• _Directions for this task_: Which lines below hold the word "COMUNIDAD"? Report each one.

====== Data shown

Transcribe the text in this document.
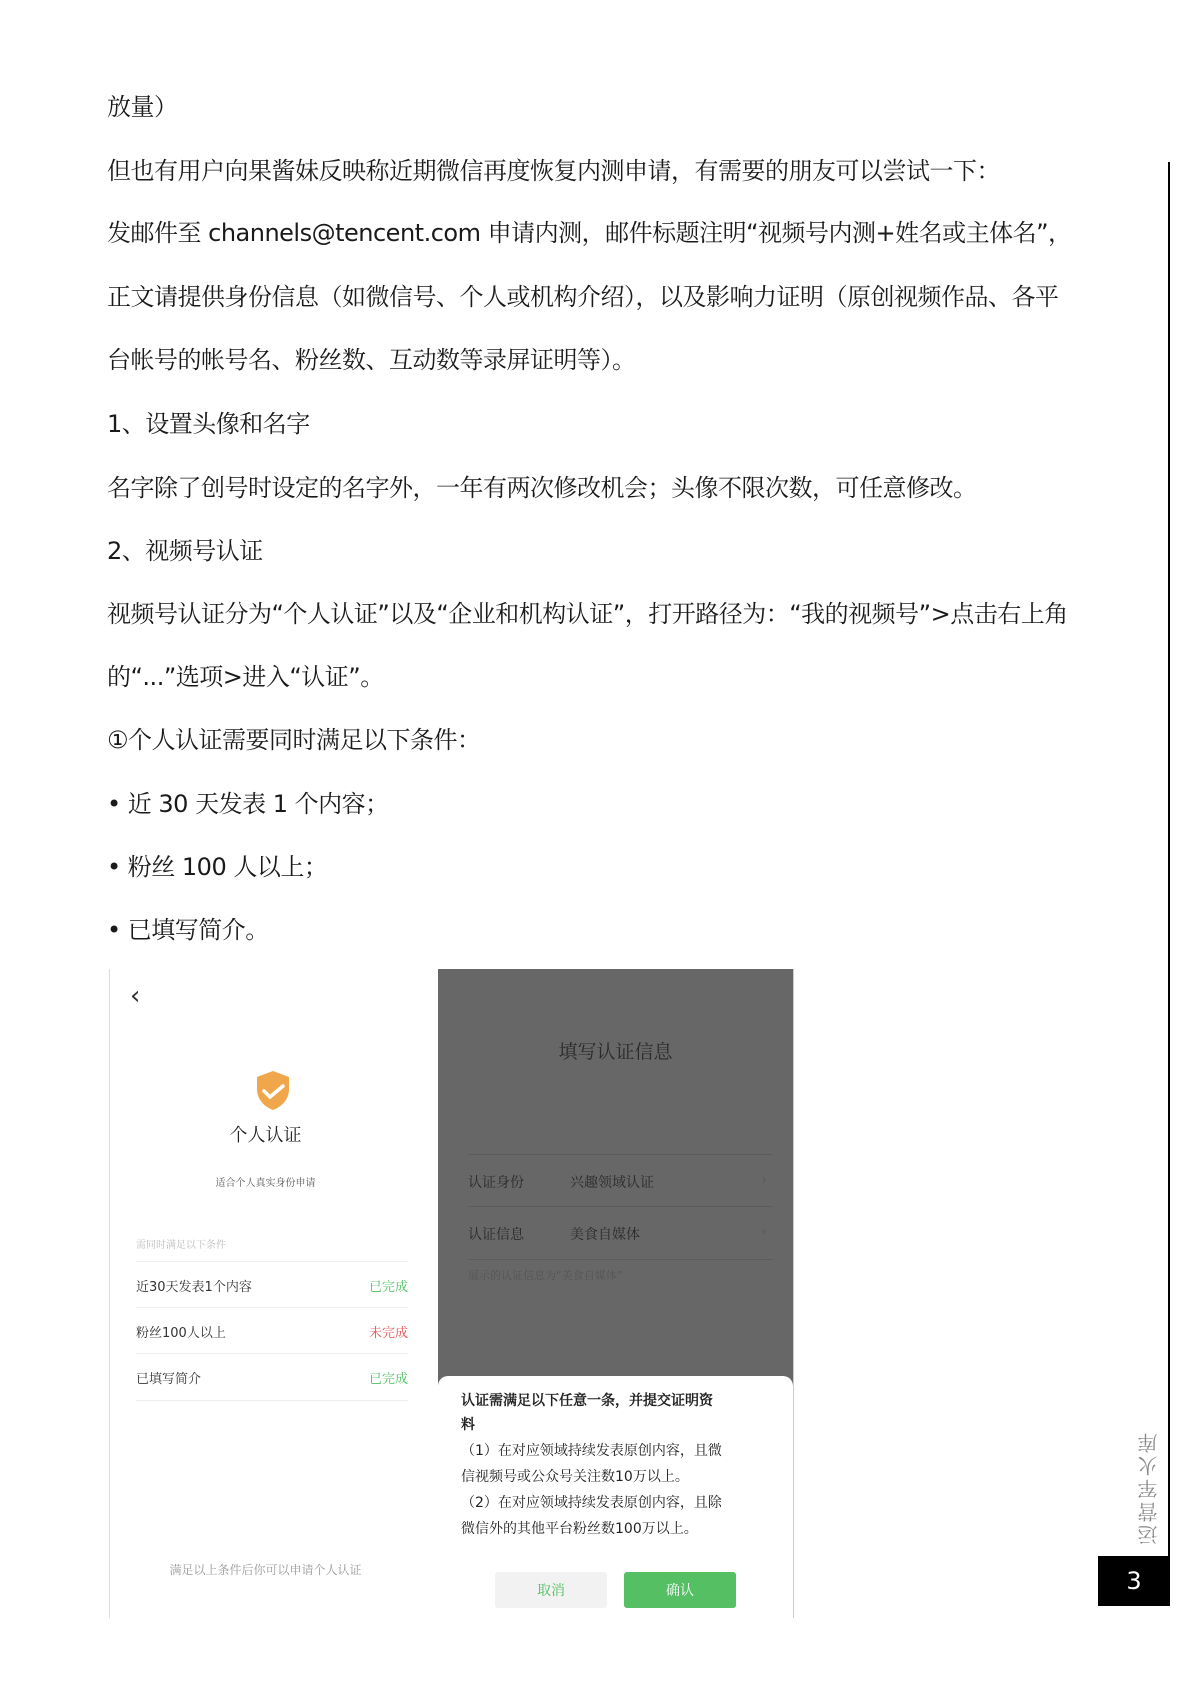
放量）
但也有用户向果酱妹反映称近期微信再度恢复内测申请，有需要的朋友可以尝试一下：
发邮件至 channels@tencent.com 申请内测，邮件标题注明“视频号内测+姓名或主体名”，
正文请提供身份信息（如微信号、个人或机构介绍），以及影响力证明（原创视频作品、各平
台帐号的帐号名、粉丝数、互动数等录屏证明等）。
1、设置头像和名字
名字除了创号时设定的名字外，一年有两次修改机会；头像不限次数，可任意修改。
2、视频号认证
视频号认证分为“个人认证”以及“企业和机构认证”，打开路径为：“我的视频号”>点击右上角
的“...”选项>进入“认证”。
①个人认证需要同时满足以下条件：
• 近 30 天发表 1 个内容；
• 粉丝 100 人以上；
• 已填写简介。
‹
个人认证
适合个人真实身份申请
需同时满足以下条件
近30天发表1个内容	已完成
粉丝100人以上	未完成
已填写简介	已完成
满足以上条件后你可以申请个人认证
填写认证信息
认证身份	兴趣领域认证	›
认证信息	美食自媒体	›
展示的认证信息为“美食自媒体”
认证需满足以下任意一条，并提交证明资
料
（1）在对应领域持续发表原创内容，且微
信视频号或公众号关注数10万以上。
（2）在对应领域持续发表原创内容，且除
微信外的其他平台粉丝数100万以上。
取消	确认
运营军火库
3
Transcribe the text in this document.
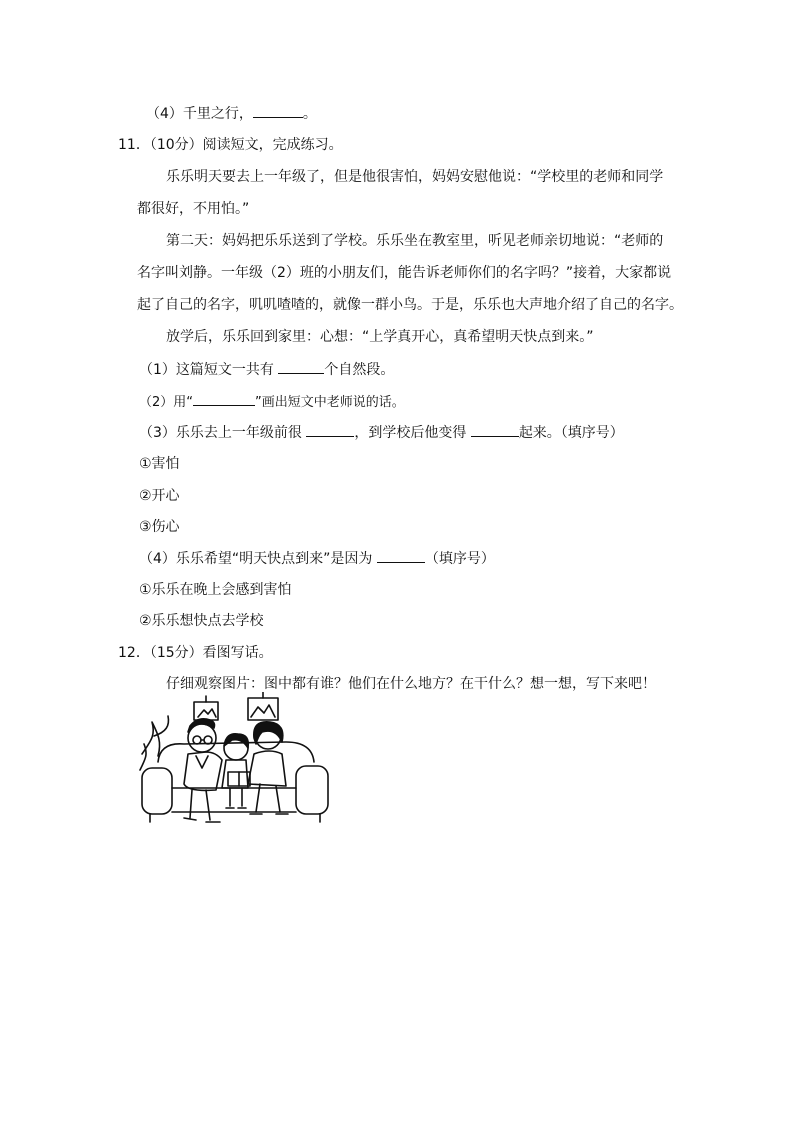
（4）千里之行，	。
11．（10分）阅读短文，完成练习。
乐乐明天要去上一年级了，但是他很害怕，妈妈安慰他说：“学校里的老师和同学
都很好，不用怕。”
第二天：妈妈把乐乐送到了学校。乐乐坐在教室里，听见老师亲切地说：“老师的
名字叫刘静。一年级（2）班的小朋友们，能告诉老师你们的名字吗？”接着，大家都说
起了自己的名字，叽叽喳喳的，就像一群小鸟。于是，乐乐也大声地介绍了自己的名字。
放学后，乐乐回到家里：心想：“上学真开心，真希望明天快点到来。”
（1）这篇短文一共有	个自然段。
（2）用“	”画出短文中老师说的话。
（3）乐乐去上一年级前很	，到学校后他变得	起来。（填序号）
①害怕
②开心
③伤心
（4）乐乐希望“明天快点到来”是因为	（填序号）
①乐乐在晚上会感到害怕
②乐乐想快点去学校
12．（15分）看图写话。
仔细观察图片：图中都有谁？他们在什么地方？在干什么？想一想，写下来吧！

============
====== Data shown

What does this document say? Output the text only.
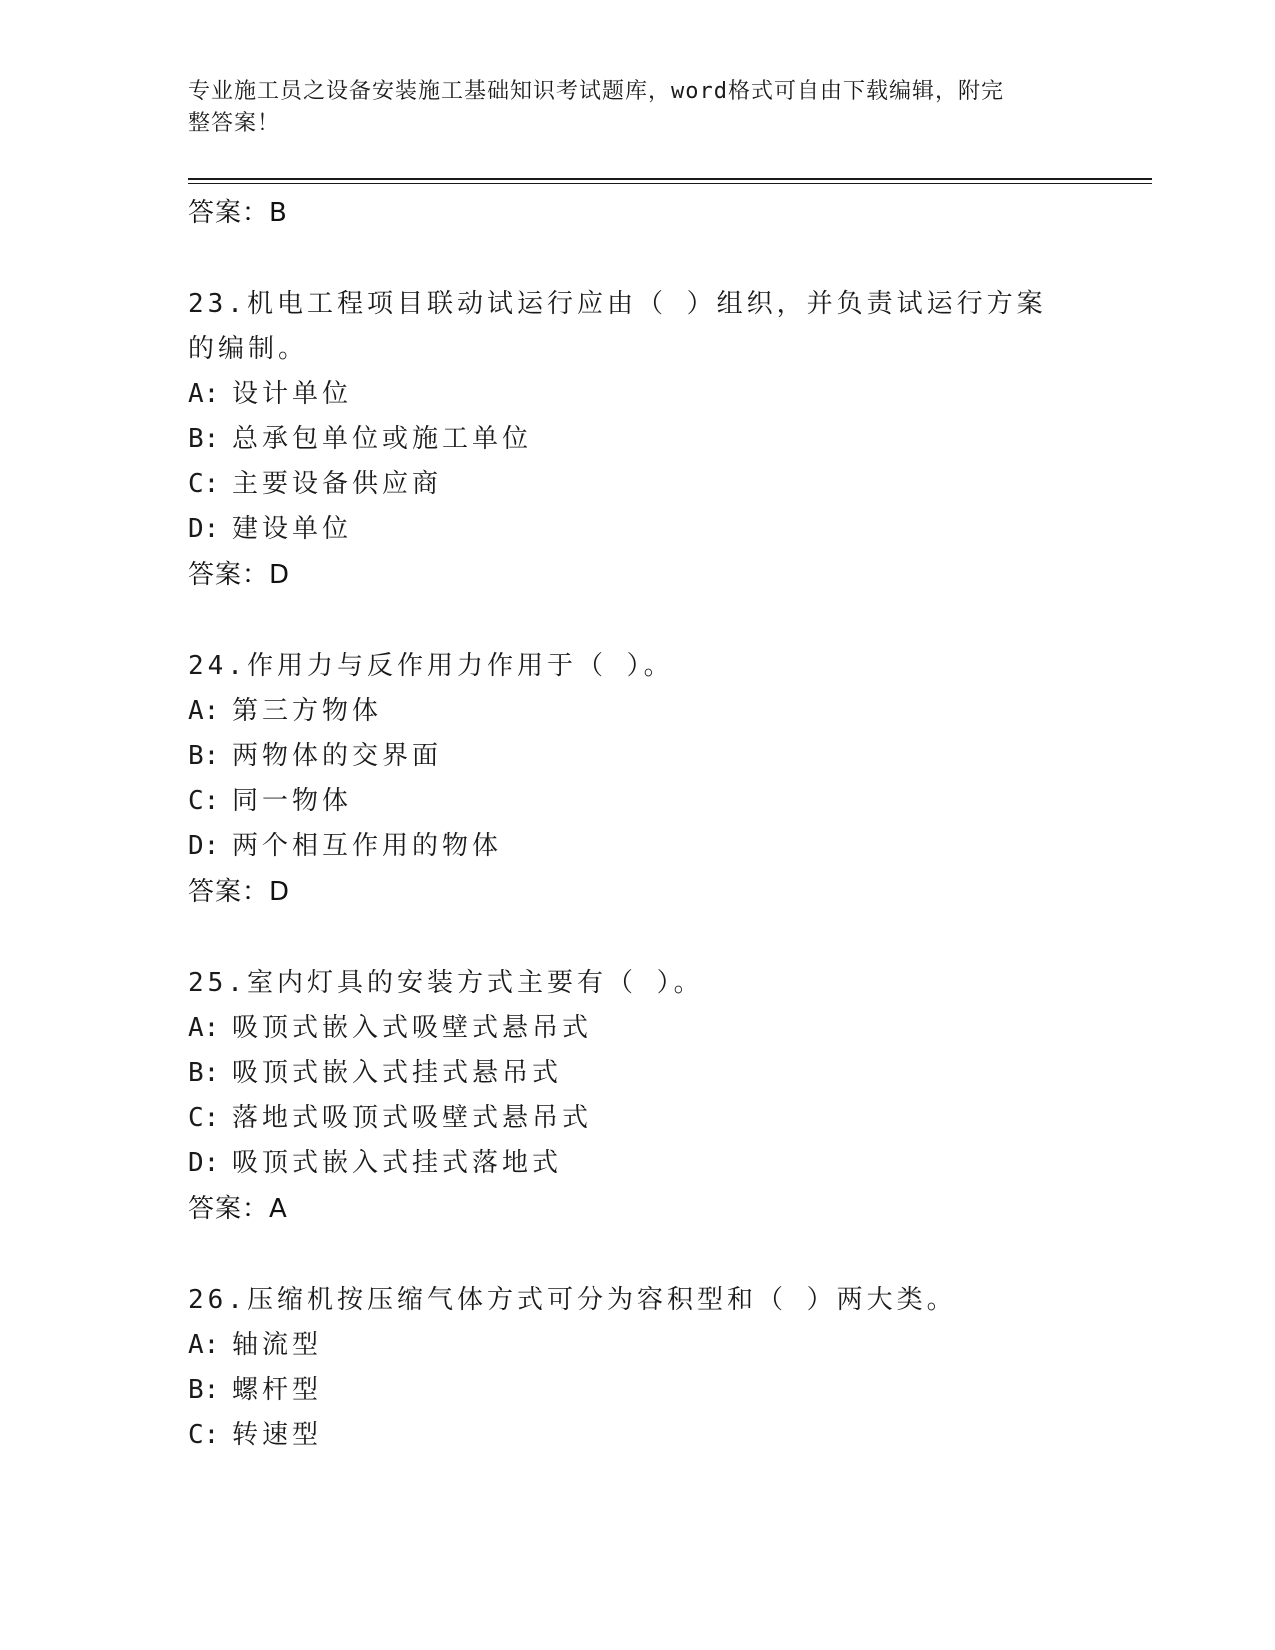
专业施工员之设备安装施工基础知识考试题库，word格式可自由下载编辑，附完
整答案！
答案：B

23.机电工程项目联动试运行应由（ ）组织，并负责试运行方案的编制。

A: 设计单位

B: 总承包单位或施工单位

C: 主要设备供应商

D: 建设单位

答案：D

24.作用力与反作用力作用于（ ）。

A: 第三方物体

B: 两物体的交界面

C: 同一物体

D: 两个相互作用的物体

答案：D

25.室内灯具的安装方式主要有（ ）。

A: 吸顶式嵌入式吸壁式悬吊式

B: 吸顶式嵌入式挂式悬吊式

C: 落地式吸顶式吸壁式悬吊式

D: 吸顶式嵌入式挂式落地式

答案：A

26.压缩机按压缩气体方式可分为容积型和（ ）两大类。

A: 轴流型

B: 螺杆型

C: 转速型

============
====== Data shown

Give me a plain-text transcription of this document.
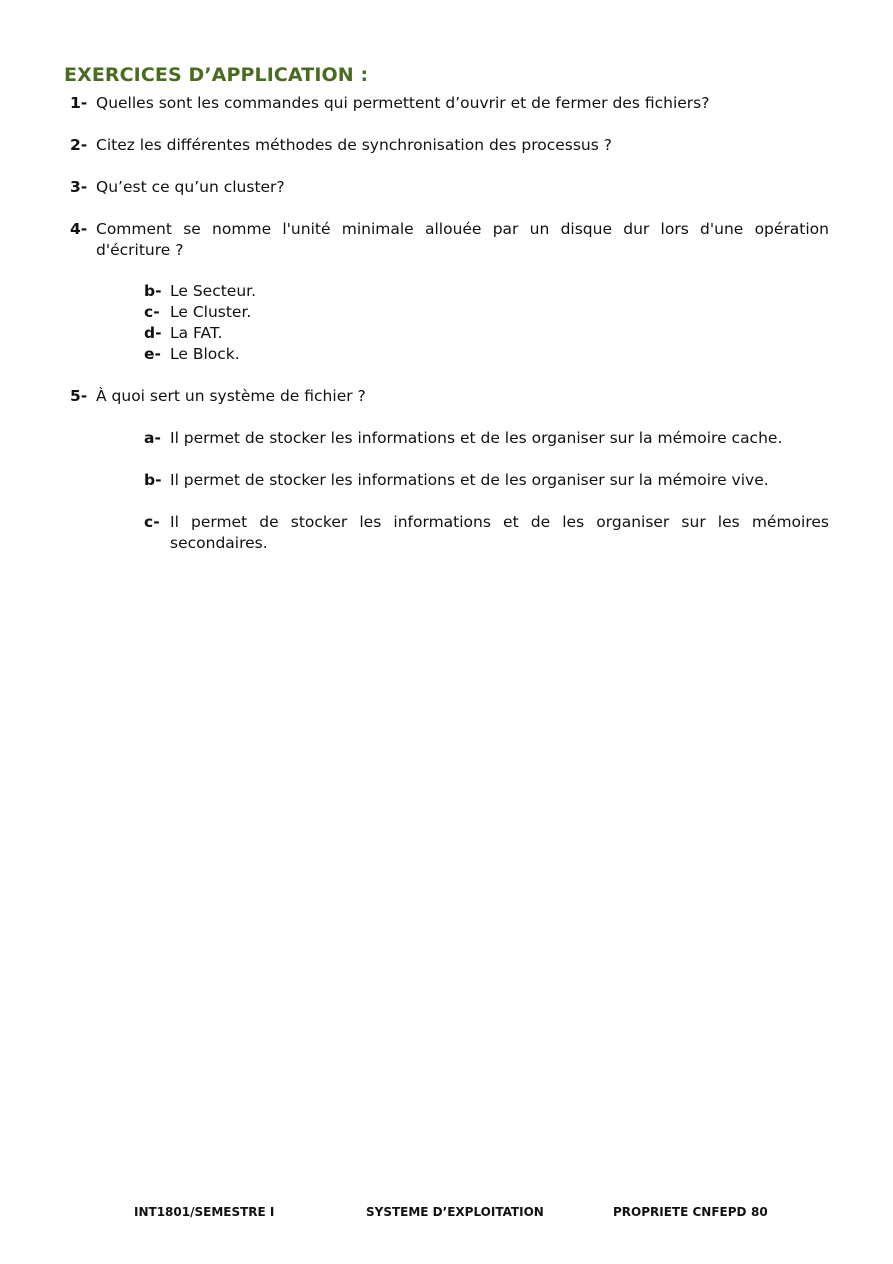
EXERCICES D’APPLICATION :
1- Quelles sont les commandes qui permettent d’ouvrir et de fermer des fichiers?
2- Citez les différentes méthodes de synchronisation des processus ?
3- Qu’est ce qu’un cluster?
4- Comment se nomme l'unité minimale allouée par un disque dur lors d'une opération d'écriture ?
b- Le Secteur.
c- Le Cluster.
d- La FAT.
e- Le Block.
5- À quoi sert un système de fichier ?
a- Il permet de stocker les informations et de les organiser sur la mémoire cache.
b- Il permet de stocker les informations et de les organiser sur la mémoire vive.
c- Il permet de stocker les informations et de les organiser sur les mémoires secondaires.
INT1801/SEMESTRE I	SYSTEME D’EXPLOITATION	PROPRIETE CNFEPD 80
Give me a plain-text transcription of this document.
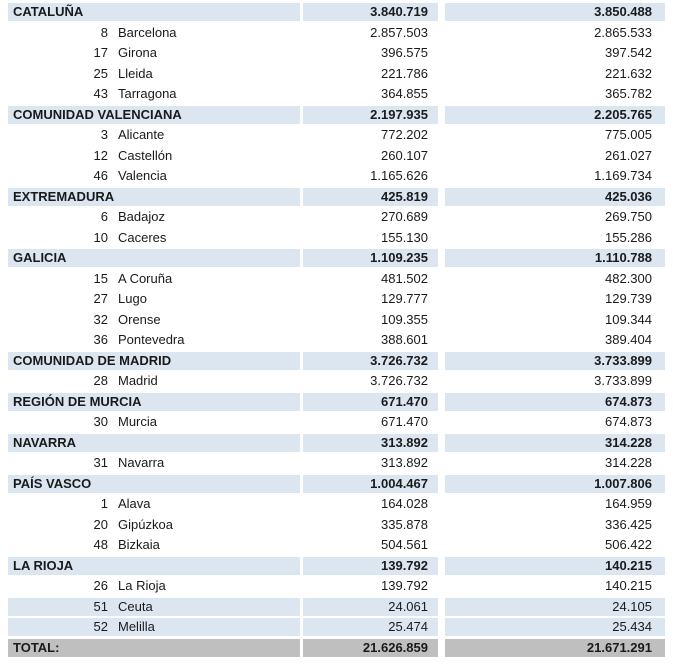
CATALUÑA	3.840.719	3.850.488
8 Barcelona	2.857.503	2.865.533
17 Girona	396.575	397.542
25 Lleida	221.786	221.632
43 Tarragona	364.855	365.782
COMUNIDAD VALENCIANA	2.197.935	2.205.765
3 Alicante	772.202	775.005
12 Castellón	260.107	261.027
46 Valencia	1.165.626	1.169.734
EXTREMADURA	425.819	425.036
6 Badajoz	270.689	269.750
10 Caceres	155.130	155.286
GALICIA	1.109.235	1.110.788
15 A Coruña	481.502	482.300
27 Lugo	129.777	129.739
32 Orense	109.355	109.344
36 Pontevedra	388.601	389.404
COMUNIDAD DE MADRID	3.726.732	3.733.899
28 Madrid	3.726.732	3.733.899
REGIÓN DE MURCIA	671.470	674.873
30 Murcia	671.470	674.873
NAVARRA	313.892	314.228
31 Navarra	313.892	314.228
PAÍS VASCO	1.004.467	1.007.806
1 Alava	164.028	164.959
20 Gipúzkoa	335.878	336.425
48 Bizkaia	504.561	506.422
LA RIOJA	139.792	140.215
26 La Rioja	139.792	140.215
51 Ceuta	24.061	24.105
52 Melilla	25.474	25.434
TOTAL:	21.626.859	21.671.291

============

• _Task response_:
COMUNIDAD VALENCIANA	2.197.935	2.205.765
COMUNIDAD DE MADRID	3.726.732	3.733.899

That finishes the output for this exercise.